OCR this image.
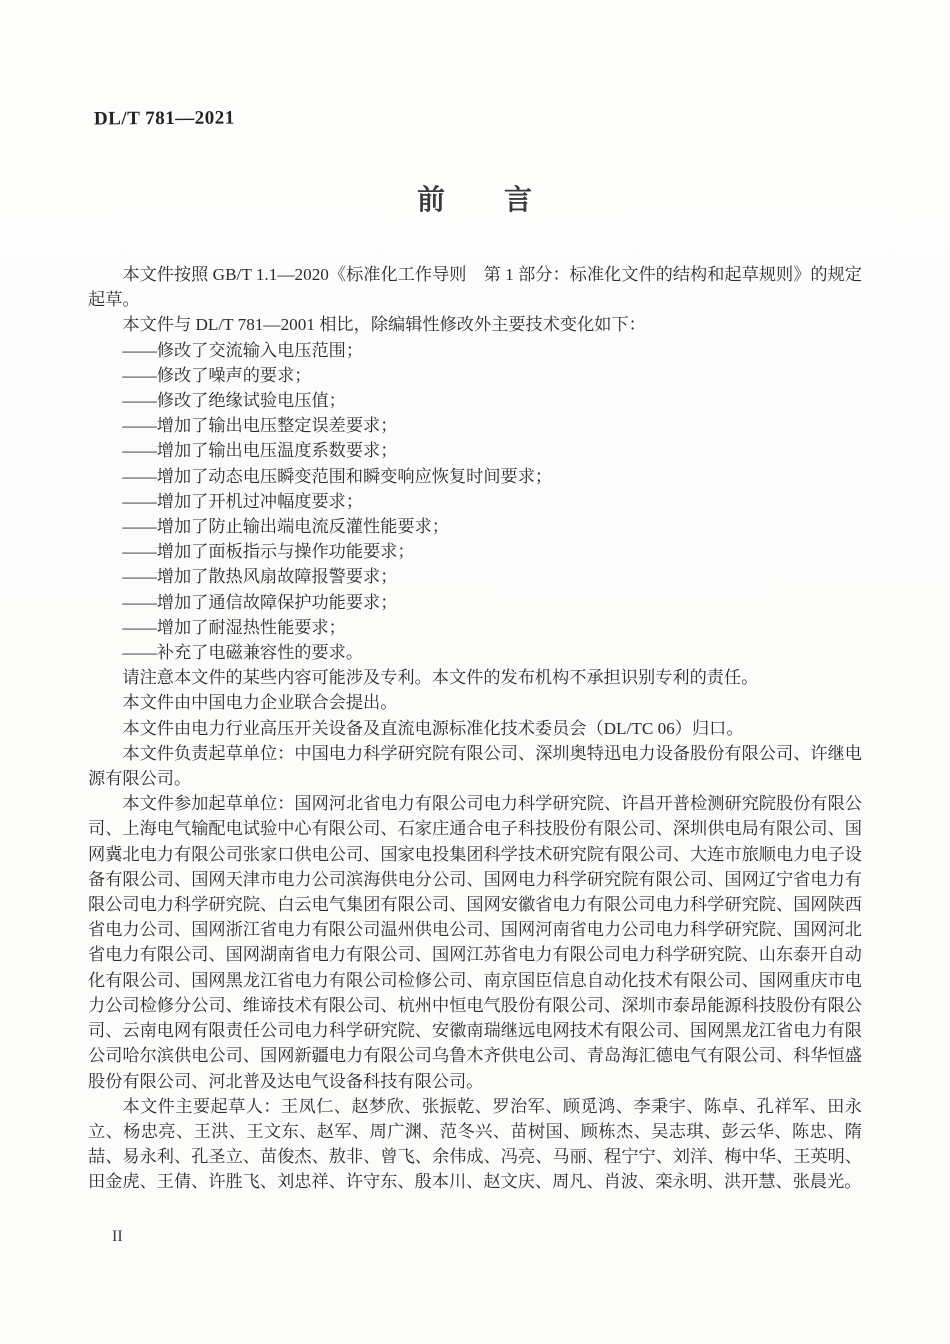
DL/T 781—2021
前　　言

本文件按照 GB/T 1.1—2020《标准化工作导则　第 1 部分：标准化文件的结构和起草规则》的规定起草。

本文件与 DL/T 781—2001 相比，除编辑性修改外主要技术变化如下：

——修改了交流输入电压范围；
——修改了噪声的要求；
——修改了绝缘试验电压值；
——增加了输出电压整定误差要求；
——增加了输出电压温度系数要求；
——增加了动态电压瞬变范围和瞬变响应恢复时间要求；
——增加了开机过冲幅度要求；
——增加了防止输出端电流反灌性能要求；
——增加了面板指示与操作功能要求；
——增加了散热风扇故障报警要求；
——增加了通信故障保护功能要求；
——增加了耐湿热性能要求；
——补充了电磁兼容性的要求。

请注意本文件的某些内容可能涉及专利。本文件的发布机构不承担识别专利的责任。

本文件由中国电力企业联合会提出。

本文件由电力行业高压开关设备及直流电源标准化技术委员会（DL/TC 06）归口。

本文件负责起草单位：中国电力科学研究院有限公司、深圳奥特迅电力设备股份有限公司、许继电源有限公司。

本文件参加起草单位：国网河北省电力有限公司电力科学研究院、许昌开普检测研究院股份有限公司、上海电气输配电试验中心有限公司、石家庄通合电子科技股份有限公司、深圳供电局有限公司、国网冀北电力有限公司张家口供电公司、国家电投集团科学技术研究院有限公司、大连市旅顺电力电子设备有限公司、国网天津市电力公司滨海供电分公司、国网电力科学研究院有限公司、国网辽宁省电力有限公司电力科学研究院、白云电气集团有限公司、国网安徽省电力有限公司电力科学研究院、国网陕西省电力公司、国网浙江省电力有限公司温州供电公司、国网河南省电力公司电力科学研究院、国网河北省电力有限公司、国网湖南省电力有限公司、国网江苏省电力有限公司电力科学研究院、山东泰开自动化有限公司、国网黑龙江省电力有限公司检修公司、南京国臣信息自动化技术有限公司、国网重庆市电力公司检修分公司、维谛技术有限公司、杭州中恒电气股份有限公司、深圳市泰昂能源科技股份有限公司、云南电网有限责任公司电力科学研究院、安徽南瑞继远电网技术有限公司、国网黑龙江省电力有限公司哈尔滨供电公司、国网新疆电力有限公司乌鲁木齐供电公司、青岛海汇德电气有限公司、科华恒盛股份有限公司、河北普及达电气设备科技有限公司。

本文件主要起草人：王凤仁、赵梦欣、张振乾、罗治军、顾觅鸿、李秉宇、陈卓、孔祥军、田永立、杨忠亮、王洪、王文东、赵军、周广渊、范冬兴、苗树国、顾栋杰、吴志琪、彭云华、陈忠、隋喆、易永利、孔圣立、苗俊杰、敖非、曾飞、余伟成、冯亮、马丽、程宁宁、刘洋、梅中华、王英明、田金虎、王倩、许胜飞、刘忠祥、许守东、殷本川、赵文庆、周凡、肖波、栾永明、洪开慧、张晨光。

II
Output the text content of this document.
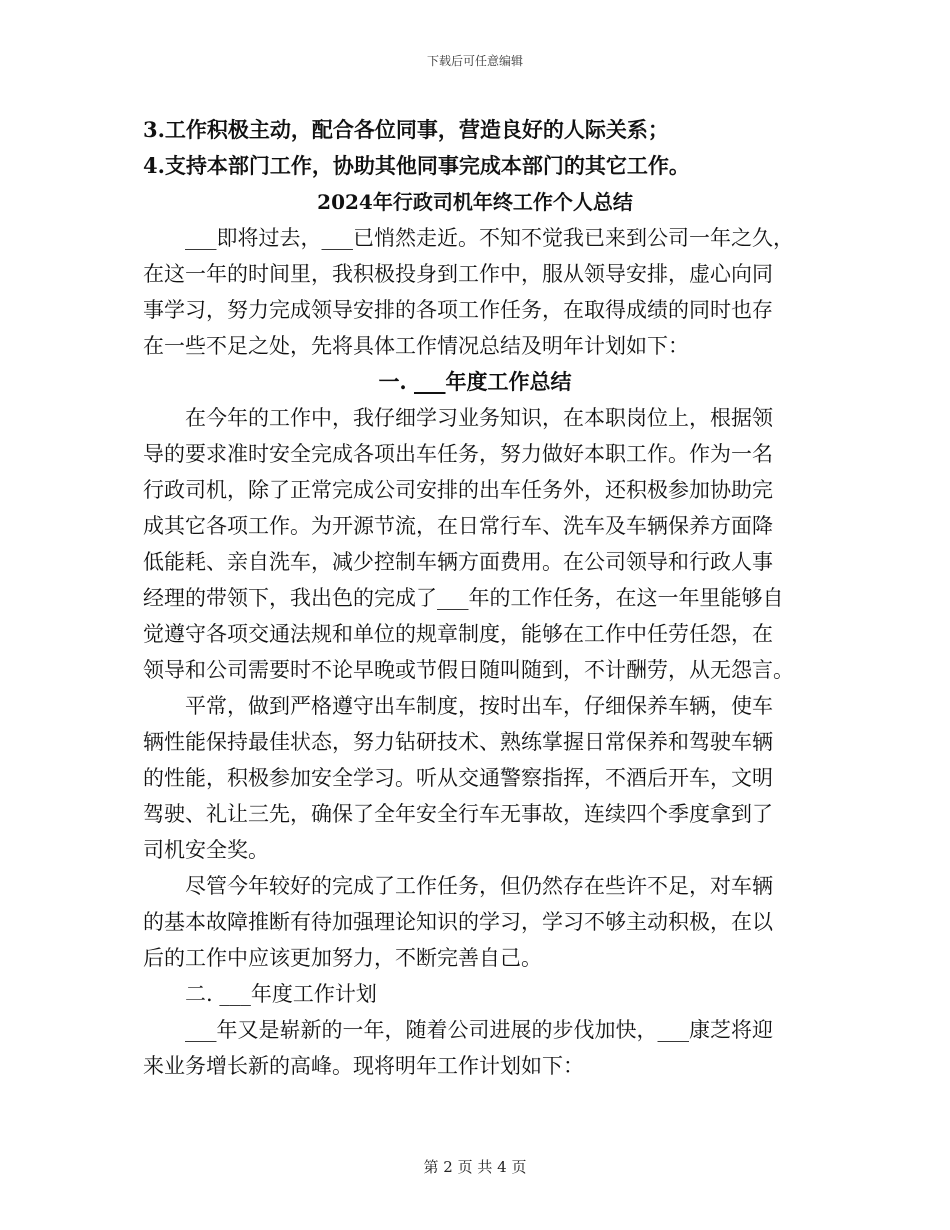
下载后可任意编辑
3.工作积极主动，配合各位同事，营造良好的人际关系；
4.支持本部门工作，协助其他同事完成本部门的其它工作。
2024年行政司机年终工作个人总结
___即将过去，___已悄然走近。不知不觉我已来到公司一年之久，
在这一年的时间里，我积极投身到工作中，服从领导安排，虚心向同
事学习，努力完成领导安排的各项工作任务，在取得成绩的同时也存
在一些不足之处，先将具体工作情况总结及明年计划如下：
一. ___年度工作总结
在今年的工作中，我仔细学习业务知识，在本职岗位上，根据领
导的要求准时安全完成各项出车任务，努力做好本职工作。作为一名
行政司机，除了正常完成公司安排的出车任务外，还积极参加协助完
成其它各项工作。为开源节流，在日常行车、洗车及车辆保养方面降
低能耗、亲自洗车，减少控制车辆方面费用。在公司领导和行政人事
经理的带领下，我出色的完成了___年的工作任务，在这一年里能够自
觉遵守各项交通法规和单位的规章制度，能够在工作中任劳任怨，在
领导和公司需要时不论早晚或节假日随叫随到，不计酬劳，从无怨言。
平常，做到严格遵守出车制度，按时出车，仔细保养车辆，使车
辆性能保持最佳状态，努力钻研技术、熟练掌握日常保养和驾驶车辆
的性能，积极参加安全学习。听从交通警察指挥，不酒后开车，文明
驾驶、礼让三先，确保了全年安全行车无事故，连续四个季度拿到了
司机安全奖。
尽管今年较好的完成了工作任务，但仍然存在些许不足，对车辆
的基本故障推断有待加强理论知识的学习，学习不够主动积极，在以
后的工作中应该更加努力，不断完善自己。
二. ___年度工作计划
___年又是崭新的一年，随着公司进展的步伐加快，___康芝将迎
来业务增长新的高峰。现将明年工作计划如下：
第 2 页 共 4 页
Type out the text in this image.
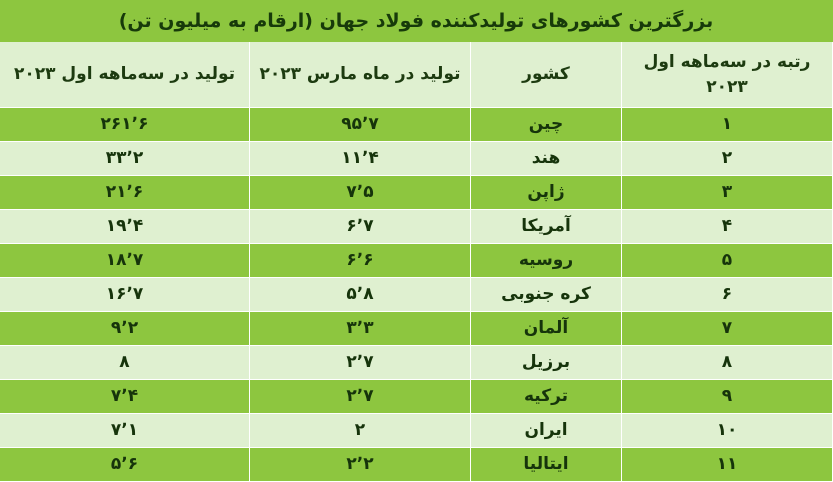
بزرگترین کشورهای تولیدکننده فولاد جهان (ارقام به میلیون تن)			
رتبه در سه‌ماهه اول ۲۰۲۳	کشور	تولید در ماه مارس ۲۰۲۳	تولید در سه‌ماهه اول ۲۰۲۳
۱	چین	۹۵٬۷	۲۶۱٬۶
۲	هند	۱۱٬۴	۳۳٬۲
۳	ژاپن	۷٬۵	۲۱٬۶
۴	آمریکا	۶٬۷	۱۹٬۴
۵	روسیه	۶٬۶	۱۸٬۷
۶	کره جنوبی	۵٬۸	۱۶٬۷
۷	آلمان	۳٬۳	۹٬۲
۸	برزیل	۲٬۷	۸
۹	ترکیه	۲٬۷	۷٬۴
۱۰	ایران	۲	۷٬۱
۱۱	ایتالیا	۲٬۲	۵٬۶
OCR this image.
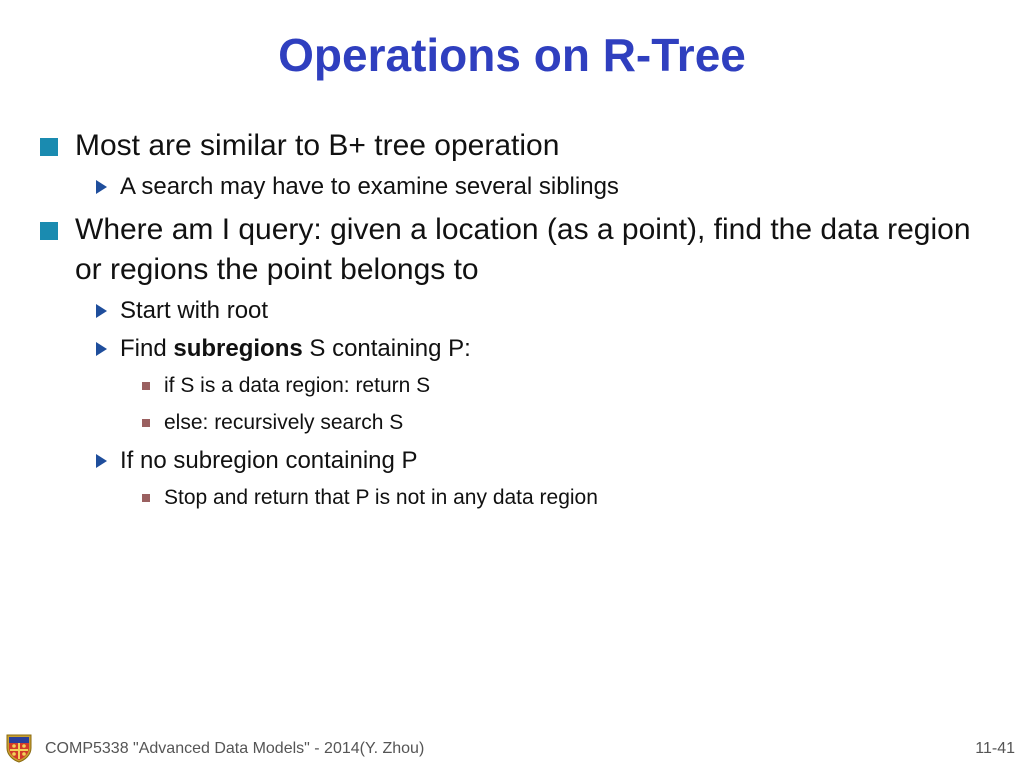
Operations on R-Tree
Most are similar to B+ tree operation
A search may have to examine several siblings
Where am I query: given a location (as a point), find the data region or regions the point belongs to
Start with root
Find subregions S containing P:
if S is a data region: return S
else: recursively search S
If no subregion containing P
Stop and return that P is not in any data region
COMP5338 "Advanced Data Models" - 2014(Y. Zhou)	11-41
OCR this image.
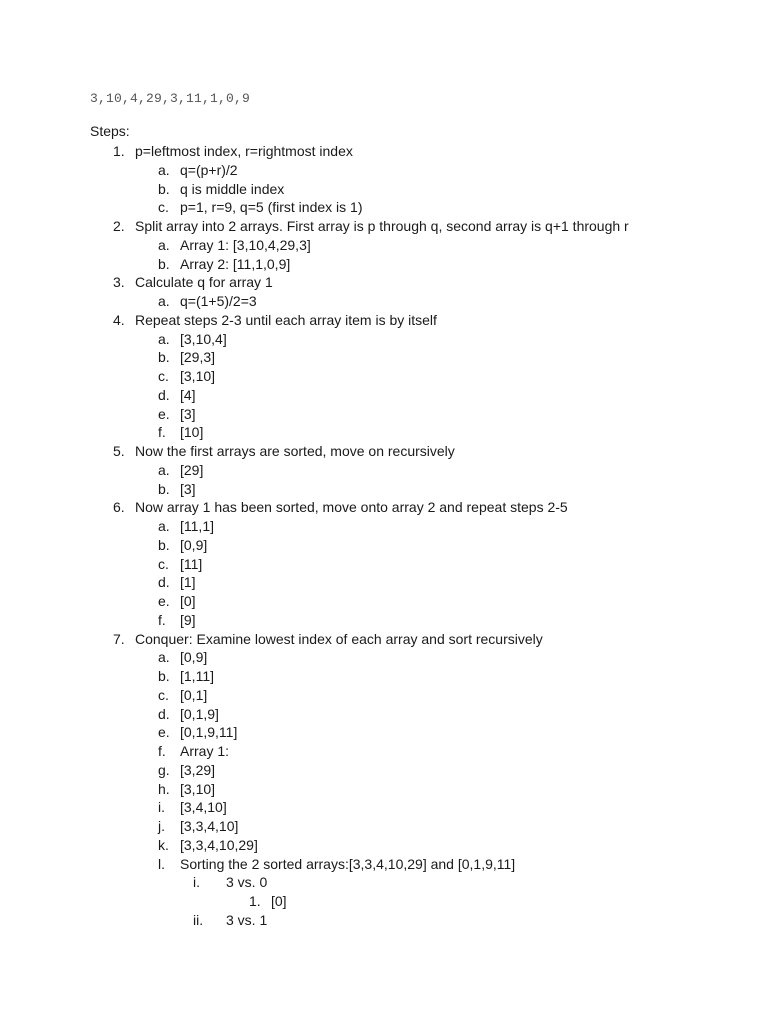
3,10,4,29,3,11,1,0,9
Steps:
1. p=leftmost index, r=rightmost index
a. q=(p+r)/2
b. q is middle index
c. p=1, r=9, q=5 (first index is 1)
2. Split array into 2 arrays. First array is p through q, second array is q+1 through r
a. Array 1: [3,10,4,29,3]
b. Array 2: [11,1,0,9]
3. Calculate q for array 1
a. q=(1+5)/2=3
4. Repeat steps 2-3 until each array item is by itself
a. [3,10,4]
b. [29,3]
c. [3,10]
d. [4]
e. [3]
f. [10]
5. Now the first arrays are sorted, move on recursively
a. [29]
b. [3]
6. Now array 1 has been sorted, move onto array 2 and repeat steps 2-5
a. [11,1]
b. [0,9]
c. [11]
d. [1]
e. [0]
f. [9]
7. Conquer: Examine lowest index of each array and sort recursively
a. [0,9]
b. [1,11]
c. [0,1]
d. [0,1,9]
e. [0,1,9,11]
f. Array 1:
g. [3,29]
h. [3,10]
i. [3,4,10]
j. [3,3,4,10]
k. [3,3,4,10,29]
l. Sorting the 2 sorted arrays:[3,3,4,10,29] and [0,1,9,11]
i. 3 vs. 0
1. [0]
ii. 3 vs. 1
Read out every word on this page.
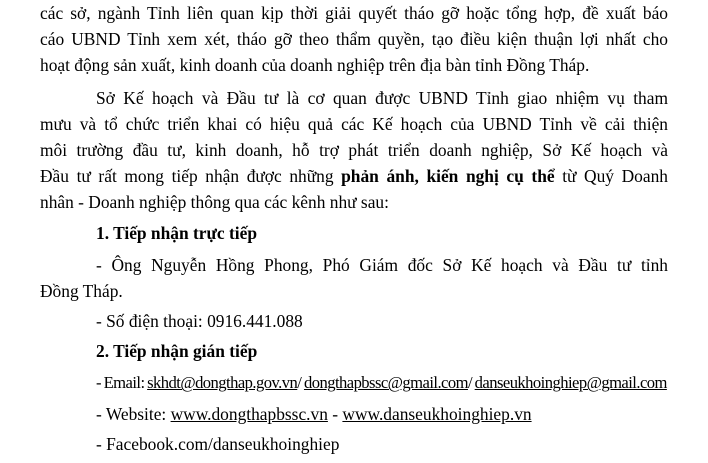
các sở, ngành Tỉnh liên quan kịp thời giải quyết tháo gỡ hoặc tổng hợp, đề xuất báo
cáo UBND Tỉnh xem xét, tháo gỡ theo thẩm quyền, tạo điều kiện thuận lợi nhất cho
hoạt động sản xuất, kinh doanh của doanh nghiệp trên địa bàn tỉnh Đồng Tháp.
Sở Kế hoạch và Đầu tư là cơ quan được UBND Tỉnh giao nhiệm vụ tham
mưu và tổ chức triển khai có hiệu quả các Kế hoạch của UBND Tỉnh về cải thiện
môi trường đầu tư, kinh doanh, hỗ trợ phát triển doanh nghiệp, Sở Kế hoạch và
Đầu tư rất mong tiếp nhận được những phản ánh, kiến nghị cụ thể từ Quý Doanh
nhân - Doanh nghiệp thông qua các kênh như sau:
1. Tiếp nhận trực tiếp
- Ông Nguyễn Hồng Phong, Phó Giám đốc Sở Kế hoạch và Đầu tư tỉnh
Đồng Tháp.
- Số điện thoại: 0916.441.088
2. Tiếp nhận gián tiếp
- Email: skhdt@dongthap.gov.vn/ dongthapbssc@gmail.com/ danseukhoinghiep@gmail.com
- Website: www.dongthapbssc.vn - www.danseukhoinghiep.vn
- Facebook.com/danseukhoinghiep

════════════════════

- Problem statement: Reproduce exactly the lines from the one with "Read out every word on this page." to the bottom of the listing, both ends included, and nothing else. Skip the pictures.

- Result of the task:
Read out every word on this page.
các sở, ngành Tỉnh liên quan kịp thời giải quyết tháo gỡ hoặc tổng hợp, đề xuất báo
cáo UBND Tỉnh xem xét, tháo gỡ theo thẩm quyền, tạo điều kiện thuận lợi nhất cho
hoạt động sản xuất, kinh doanh của doanh nghiệp trên địa bàn tỉnh Đồng Tháp.
Sở Kế hoạch và Đầu tư là cơ quan được UBND Tỉnh giao nhiệm vụ tham
mưu và tổ chức triển khai có hiệu quả các Kế hoạch của UBND Tỉnh về cải thiện
môi trường đầu tư, kinh doanh, hỗ trợ phát triển doanh nghiệp, Sở Kế hoạch và
Đầu tư rất mong tiếp nhận được những phản ánh, kiến nghị cụ thể từ Quý Doanh
nhân - Doanh nghiệp thông qua các kênh như sau:
1. Tiếp nhận trực tiếp
- Ông Nguyễn Hồng Phong, Phó Giám đốc Sở Kế hoạch và Đầu tư tỉnh
Đồng Tháp.
- Số điện thoại: 0916.441.088
2. Tiếp nhận gián tiếp
- Email: skhdt@dongthap.gov.vn/ dongthapbssc@gmail.com/ danseukhoinghiep@gmail.com
- Website: www.dongthapbssc.vn - www.danseukhoinghiep.vn
- Facebook.com/danseukhoinghiep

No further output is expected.